• [Task prompt]:
Copy the lines of the material word for word, beginning with the line containing "- sign-pdf-button[interactable]: Sign" and ending after the line containing "- checkbox-seasonal-tile[interactable]: [179, 387, 190, 398]".

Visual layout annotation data

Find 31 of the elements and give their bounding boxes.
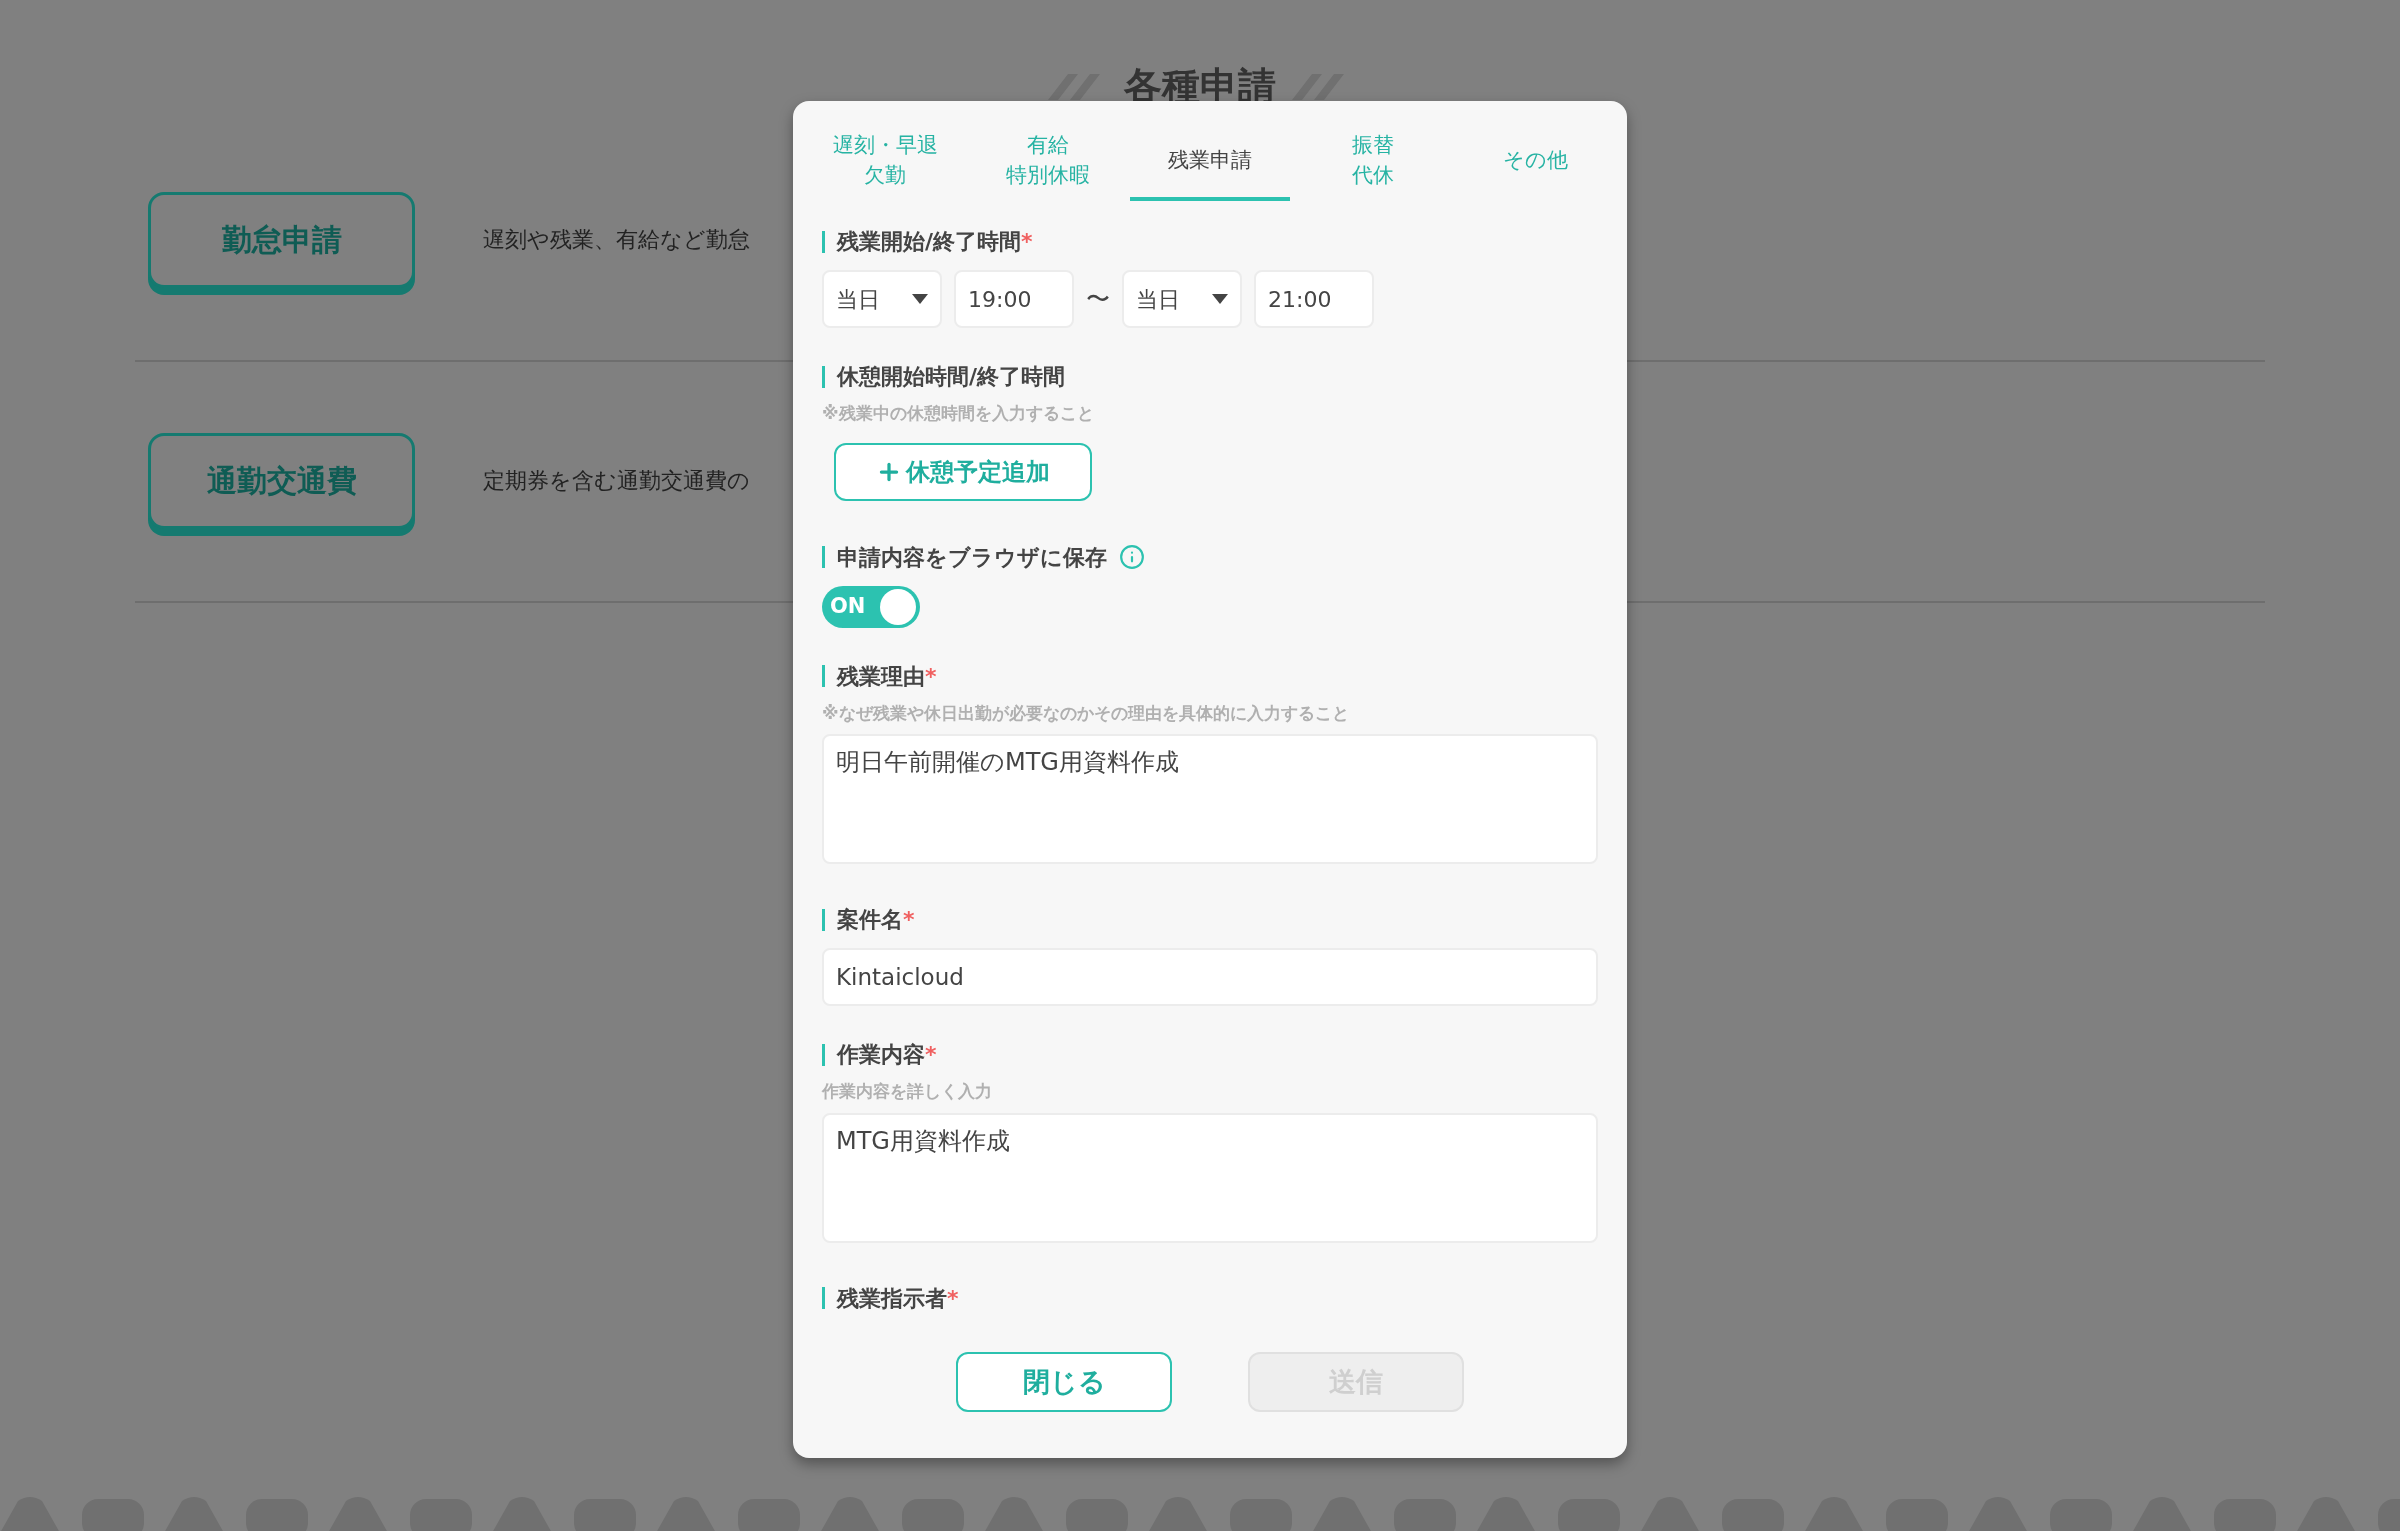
tab[interactable]: 有給 特別休暇	[967, 123, 1128, 201]
caret-icon	[912, 294, 928, 304]
close-button[interactable]: 閉じる	[956, 1352, 1172, 1412]
tab[interactable]: 残業申請	[1130, 123, 1290, 201]
day-select[interactable]: 当日	[822, 270, 942, 328]
toggle-switch[interactable]: ON	[822, 585, 920, 628]
field-label: 案件名*	[837, 906, 915, 934]
day-select[interactable]: 当日	[1122, 270, 1242, 328]
field-label: 休憩開始時間/終了時間	[837, 363, 1066, 391]
field-label: 残業開始/終了時間*	[837, 228, 1033, 256]
category-description: 遅刻や残業、有給など勤怠	[483, 226, 750, 254]
text-field[interactable]: Kintaicloud	[822, 948, 1598, 1006]
tab[interactable]: その他	[1455, 123, 1615, 201]
field-label: 申請内容をブラウザに保存	[837, 543, 1107, 572]
tab[interactable]: 振替 代休	[1292, 123, 1453, 201]
info-icon[interactable]	[1119, 544, 1145, 570]
add-break-button[interactable]: 休憩予定追加	[834, 442, 1092, 501]
time-field[interactable]: 19:00	[954, 270, 1074, 328]
text-area[interactable]: MTG用資料作成	[822, 1112, 1598, 1243]
field-hint: 作業内容を詳しく入力	[822, 1080, 993, 1103]
field-hint: ※なぜ残業や休日出勤が必要なのかその理由を具体的に入力すること	[822, 701, 1350, 725]
category-description: 定期券を含む通勤交通費の	[483, 467, 750, 495]
tab[interactable]: 遅刻・早退 欠勤	[805, 123, 965, 201]
caret-icon	[1212, 294, 1228, 304]
time-field[interactable]: 21:00	[1254, 270, 1374, 328]
field-label: 残業理由*	[837, 662, 937, 691]
field-label: 残業指示者*	[837, 1284, 959, 1313]
range-separator: 〜	[1086, 284, 1110, 315]
field-label: 作業内容*	[837, 1041, 937, 1069]
text-area[interactable]: 明日午前開催のMTG用資料作成	[822, 734, 1598, 864]
field-hint: ※残業中の休憩時間を入力すること	[822, 402, 1095, 425]
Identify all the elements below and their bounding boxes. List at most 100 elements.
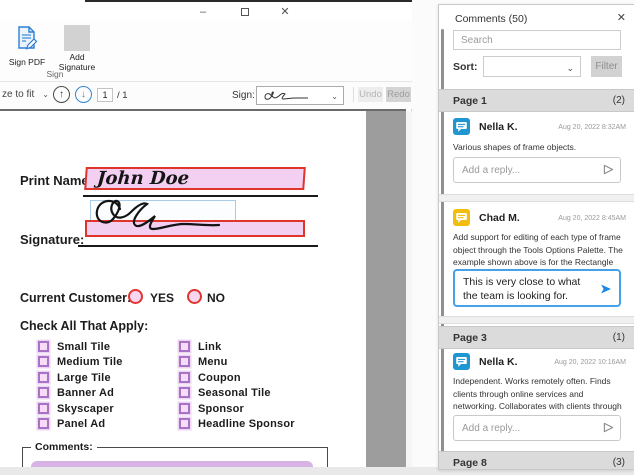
- sign-pdf-button[interactable]: Sign PDF: [4, 25, 50, 68]
- page-up-button[interactable]: ↑: [53, 86, 70, 103]
- checkbox-link[interactable]: [179, 341, 190, 352]
- comment-author: Nella K.: [479, 121, 518, 133]
- sign-pdf-label: Sign PDF: [8, 57, 46, 67]
- comment-bubble-icon: [453, 118, 470, 135]
- checkbox-sponsor[interactable]: [179, 403, 190, 414]
- screenshot-root: – ✕ Sign PDF Add Signature Sign ze to fi…: [0, 0, 634, 475]
- panel-close-button[interactable]: ✕: [617, 11, 626, 24]
- checkbox-seasonal-tile[interactable]: [179, 387, 190, 398]
- radio-yes[interactable]: [128, 289, 143, 304]
- comment-timestamp: Aug 20, 2022 8:45AM: [558, 215, 626, 222]
- signature-dropdown[interactable]: ⌄: [256, 86, 344, 105]
- panel-title: Comments (50): [455, 13, 528, 25]
- window-close-button[interactable]: ✕: [278, 5, 292, 19]
- toolbar-divider: [353, 87, 354, 102]
- reply-box: [453, 157, 621, 183]
- comment-author: Nella K.: [479, 356, 518, 368]
- minimize-button[interactable]: –: [196, 5, 210, 19]
- reply-input[interactable]: [453, 157, 621, 183]
- section-label: Page 1: [453, 95, 487, 107]
- signature-image: [95, 199, 221, 231]
- checkbox-label: Headline Sponsor: [198, 418, 295, 430]
- print-name-label: Print Name:: [20, 173, 93, 188]
- send-icon[interactable]: [600, 283, 612, 295]
- comment-author: Chad M.: [479, 212, 520, 224]
- maximize-button[interactable]: [238, 5, 252, 19]
- radio-yes-label: YES: [150, 291, 175, 305]
- page-down-button[interactable]: ↓: [75, 86, 92, 103]
- sign-pdf-icon: [18, 26, 38, 50]
- signature-preview-icon: [264, 91, 308, 100]
- comment-bubble-icon: [453, 353, 470, 370]
- filter-button[interactable]: Filter: [591, 56, 622, 77]
- section-count: (1): [612, 332, 625, 343]
- pdf-page: Print Name: John Doe Signature: Current …: [0, 111, 366, 467]
- view-toolbar: ze to fit ⌄ ↑ ↓ 1 / 1 Sign: ⌄ Undo Redo: [0, 82, 412, 109]
- comment-bubble-icon: [453, 209, 470, 226]
- checkbox-small-tile[interactable]: [38, 341, 49, 352]
- checkbox-label: Seasonal Tile: [198, 387, 271, 399]
- checkbox-label: Coupon: [198, 372, 241, 384]
- comment-text: Various shapes of frame objects.: [453, 142, 577, 152]
- sort-label: Sort:: [453, 61, 478, 73]
- checkbox-headline-sponsor[interactable]: [179, 418, 190, 429]
- chevron-down-icon: ⌄: [331, 92, 338, 101]
- comment-timestamp: Aug 20, 2022 8:32AM: [558, 124, 626, 131]
- comments-fieldset: Comments:: [22, 441, 328, 467]
- checkbox-label: Panel Ad: [57, 418, 106, 430]
- section-count: (2): [612, 95, 625, 106]
- checkbox-label: Link: [198, 341, 222, 353]
- reply-box-active[interactable]: This is very close to what the team is l…: [453, 269, 621, 307]
- add-signature-icon: [64, 25, 90, 51]
- print-name-field[interactable]: John Doe: [84, 167, 306, 190]
- page-total-label: / 1: [117, 90, 128, 101]
- checkbox-coupon[interactable]: [179, 372, 190, 383]
- chevron-down-icon: ⌄: [566, 63, 574, 73]
- signature-label: Signature:: [20, 232, 85, 247]
- checkbox-skyscaper[interactable]: [38, 403, 49, 414]
- check-all-label: Check All That Apply:: [20, 319, 149, 333]
- checkbox-menu[interactable]: [179, 356, 190, 367]
- checkbox-medium-tile[interactable]: [38, 356, 49, 367]
- checkbox-label: Large Tile: [57, 372, 111, 384]
- sort-select[interactable]: ⌄: [483, 56, 581, 77]
- send-icon[interactable]: [603, 422, 614, 433]
- redo-button[interactable]: Redo: [386, 87, 411, 102]
- maximize-icon: [241, 8, 249, 16]
- reply-draft-text[interactable]: This is very close to what the team is l…: [463, 275, 591, 303]
- section-header-page-1[interactable]: Page 1 (2): [439, 89, 634, 112]
- comments-field-label: Comments:: [31, 441, 97, 453]
- section-header-page-8[interactable]: Page 8 (3): [439, 451, 634, 469]
- current-customer-label: Current Customer:: [20, 291, 132, 305]
- section-header-page-3[interactable]: Page 3 (1): [439, 326, 634, 349]
- add-signature-button[interactable]: Add Signature: [52, 25, 102, 72]
- titlebar: – ✕: [0, 2, 412, 20]
- document-scrollbar[interactable]: [406, 111, 412, 467]
- checkbox-label: Small Tile: [57, 341, 111, 353]
- zoom-fit-select[interactable]: ze to fit ⌄: [2, 89, 54, 100]
- checkbox-label: Banner Ad: [57, 387, 115, 399]
- send-icon[interactable]: [603, 164, 614, 175]
- comment-timestamp: Aug 20, 2022 10:16AM: [554, 359, 626, 366]
- search-input[interactable]: [453, 30, 621, 50]
- comment-divider: [439, 194, 634, 202]
- pdf-app-window: – ✕ Sign PDF Add Signature Sign ze to fi…: [0, 0, 412, 467]
- chevron-down-icon: ⌄: [42, 90, 49, 99]
- checkbox-panel-ad[interactable]: [38, 418, 49, 429]
- comment-divider: [439, 316, 634, 324]
- reply-box: [453, 415, 621, 441]
- checkbox-label: Medium Tile: [57, 356, 123, 368]
- checkbox-banner-ad[interactable]: [38, 387, 49, 398]
- section-count: (3): [612, 457, 625, 468]
- signature-underline: [78, 245, 318, 247]
- document-viewport: Print Name: John Doe Signature: Current …: [0, 111, 412, 467]
- radio-no[interactable]: [187, 289, 202, 304]
- pdf-background: [366, 111, 406, 467]
- section-label: Page 3: [453, 332, 487, 344]
- reply-input[interactable]: [453, 415, 621, 441]
- checkbox-large-tile[interactable]: [38, 372, 49, 383]
- ribbon-toolbar: Sign PDF Add Signature Sign: [0, 20, 412, 82]
- page-number-input[interactable]: 1: [97, 88, 113, 102]
- undo-button[interactable]: Undo: [358, 87, 383, 102]
- sign-dropdown-label: Sign:: [232, 90, 255, 101]
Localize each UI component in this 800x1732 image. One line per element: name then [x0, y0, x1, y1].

• [Response]:
- sign-pdf-button[interactable]: Sign PDF: [4, 25, 50, 68]
- page-up-button[interactable]: ↑: [53, 86, 70, 103]
- checkbox-link[interactable]: [179, 341, 190, 352]
- comment-author: Nella K.: [479, 121, 518, 133]
- sign-pdf-label: Sign PDF: [8, 57, 46, 67]
- comment-bubble-icon: [453, 118, 470, 135]
- checkbox-sponsor[interactable]: [179, 403, 190, 414]
- screenshot-root: – ✕ Sign PDF Add Signature Sign ze to fi…: [0, 0, 634, 475]
- panel-close-button[interactable]: ✕: [617, 11, 626, 24]
- checkbox-seasonal-tile[interactable]: [179, 387, 190, 398]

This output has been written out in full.